──────── STORED RECORDS ────────

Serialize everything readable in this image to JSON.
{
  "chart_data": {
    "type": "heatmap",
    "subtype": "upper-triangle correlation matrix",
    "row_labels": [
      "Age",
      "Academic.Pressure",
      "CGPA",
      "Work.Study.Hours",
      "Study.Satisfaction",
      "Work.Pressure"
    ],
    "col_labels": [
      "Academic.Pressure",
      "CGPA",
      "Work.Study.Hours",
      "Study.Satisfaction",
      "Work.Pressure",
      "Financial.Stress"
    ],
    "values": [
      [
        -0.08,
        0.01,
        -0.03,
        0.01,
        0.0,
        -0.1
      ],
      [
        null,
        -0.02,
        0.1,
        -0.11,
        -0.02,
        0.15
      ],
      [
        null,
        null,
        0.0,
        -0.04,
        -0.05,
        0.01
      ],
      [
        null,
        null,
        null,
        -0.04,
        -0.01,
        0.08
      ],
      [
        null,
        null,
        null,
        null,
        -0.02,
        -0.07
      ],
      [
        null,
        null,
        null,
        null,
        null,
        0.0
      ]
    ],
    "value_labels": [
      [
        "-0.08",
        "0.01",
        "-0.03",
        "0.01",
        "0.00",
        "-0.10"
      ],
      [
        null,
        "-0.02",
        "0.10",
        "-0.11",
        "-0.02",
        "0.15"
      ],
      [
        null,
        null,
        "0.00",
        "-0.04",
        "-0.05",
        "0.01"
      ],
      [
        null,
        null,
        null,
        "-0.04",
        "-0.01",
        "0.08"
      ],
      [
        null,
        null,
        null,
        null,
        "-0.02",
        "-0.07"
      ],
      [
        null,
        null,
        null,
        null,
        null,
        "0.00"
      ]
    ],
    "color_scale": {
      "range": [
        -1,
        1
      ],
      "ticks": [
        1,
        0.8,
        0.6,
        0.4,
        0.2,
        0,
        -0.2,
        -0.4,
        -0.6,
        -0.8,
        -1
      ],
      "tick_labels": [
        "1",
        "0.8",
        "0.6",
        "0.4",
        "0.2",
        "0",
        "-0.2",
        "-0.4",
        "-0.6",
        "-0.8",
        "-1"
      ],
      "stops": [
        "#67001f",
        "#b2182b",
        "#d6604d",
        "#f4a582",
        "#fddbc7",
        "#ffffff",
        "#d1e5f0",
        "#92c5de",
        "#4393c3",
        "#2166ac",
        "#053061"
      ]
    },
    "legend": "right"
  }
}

────────

**PROBLEM TO SOLVE**
Identify lines with the string "Work". Copy each one.

**SOLUTION TO THE PROBLEM**
      "Work.Study.Hours",
      "Work.Pressure"
      "Work.Study.Hours",
      "Work.Pressure",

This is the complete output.